Instructions for the task
Reproduce all of the records exactly.

Given data

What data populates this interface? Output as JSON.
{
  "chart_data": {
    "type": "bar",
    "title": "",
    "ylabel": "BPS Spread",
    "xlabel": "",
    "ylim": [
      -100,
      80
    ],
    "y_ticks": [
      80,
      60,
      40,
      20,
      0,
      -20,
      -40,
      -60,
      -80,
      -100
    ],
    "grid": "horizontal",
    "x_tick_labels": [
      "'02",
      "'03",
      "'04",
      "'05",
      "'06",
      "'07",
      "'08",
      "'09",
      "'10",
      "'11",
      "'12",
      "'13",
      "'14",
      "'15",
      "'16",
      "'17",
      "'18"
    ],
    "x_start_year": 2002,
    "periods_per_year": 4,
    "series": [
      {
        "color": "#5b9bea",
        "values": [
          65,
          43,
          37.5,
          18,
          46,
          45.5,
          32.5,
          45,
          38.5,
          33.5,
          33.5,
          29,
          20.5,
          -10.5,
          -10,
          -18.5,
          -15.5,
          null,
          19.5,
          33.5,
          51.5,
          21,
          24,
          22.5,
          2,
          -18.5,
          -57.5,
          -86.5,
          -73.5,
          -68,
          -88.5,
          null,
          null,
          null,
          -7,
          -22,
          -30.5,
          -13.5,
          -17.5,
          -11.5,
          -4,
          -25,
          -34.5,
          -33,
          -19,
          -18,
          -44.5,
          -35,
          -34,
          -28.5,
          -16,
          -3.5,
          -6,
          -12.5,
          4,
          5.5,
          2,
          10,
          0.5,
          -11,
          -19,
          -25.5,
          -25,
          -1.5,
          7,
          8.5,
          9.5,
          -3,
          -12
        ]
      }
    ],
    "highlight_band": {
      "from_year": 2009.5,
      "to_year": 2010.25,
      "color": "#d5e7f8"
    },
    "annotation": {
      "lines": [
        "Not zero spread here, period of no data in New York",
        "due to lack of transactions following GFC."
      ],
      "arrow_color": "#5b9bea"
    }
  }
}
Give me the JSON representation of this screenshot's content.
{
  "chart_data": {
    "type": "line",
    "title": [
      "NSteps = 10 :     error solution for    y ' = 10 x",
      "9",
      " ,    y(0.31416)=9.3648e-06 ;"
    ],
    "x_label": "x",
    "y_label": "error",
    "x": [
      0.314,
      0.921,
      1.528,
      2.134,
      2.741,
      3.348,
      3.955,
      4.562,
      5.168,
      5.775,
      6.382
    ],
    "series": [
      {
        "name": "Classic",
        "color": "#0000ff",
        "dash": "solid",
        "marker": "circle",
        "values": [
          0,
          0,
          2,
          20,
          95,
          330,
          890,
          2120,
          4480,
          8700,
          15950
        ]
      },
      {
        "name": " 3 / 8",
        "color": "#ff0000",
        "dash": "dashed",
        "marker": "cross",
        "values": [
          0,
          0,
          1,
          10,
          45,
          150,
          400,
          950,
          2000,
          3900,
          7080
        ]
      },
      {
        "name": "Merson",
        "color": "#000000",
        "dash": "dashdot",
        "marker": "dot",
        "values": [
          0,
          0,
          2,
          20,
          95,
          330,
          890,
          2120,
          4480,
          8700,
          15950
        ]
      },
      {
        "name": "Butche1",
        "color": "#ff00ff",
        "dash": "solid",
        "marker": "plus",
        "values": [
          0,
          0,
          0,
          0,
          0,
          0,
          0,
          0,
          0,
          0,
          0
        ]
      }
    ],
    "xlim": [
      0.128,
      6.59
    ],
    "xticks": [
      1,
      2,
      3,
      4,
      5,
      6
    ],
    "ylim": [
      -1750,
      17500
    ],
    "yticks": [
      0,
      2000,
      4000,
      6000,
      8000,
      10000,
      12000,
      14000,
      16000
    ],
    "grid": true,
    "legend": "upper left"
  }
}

Task response
What data populates this interface? Output as JSON.
{
  "chart_data": {
    "type": "bar",
    "title": "",
    "ylabel": "BPS Spread",
    "xlabel": "",
    "ylim": [
      -100,
      80
    ],
    "y_ticks": [
      80,
      60,
      40,
      20,
      0,
      -20,
      -40,
      -60,
      -80,
      -100
    ],
    "grid": "horizontal",
    "x_tick_labels": [
      "'02",
      "'03",
      "'04",
      "'05",
      "'06",
      "'07",
      "'08",
      "'09",
      "'10",
      "'11",
      "'12",
      "'13",
      "'14",
      "'15",
      "'16",
      "'17",
      "'18"
    ],
    "x_start_year": 2002,
    "periods_per_year": 4,
    "series": [
      {
        "color": "#5b9bea",
        "values": [
          65,
          43,
          37.5,
          18,
          46,
          45.5,
          32.5,
          45,
          38.5,
          33.5,
          33.5,
          29,
          20.5,
          -10.5,
          -10,
          -18.5,
          -15.5,
          null,
          19.5,
          33.5,
          51.5,
          21,
          24,
          22.5,
          2,
          -18.5,
          -57.5,
          -86.5,
          -73.5,
          -68,
          -88.5,
          null,
          null,
          null,
          -7,
          -22,
          -30.5,
          -13.5,
          -17.5,
          -11.5,
          -4,
          -25,
          -34.5,
          -33,
          -19,
          -18,
          -44.5,
          -35,
          -34,
          -28.5,
          -16,
          -3.5,
          -6,
          -12.5,
          4,
          5.5,
          2,
          10,
          0.5,
          -11,
          -19,
          -25.5,
          -25,
          -1.5,
          7,
          8.5,
          9.5,
          -3,
          -12
        ]
      }
    ],
    "highlight_band": {
      "from_year": 2009.5,
      "to_year": 2010.25,
      "color": "#d5e7f8"
    },
    "annotation": {
      "lines": [
        "Not zero spread here, period of no data in New York",
        "due to lack of transactions following GFC."
      ],
      "arrow_color": "#5b9bea"
    }
  }
}
Give me the JSON representation of this screenshot's content.
{
  "chart_data": {
    "type": "line",
    "title": [
      "NSteps = 10 :     error solution for    y ' = 10 x",
      "9",
      " ,    y(0.31416)=9.3648e-06 ;"
    ],
    "x_label": "x",
    "y_label": "error",
    "x": [
      0.314,
      0.921,
      1.528,
      2.134,
      2.741,
      3.348,
      3.955,
      4.562,
      5.168,
      5.775,
      6.382
    ],
    "series": [
      {
        "name": "Classic",
        "color": "#0000ff",
        "dash": "solid",
        "marker": "circle",
        "values": [
          0,
          0,
          2,
          20,
          95,
          330,
          890,
          2120,
          4480,
          8700,
          15950
        ]
      },
      {
        "name": " 3 / 8",
        "color": "#ff0000",
        "dash": "dashed",
        "marker": "cross",
        "values": [
          0,
          0,
          1,
          10,
          45,
          150,
          400,
          950,
          2000,
          3900,
          7080
        ]
      },
      {
        "name": "Merson",
        "color": "#000000",
        "dash": "dashdot",
        "marker": "dot",
        "values": [
          0,
          0,
          2,
          20,
          95,
          330,
          890,
          2120,
          4480,
          8700,
          15950
        ]
      },
      {
        "name": "Butche1",
        "color": "#ff00ff",
        "dash": "solid",
        "marker": "plus",
        "values": [
          0,
          0,
          0,
          0,
          0,
          0,
          0,
          0,
          0,
          0,
          0
        ]
      }
    ],
    "xlim": [
      0.128,
      6.59
    ],
    "xticks": [
      1,
      2,
      3,
      4,
      5,
      6
    ],
    "ylim": [
      -1750,
      17500
    ],
    "yticks": [
      0,
      2000,
      4000,
      6000,
      8000,
      10000,
      12000,
      14000,
      16000
    ],
    "grid": true,
    "legend": "upper left"
  }
}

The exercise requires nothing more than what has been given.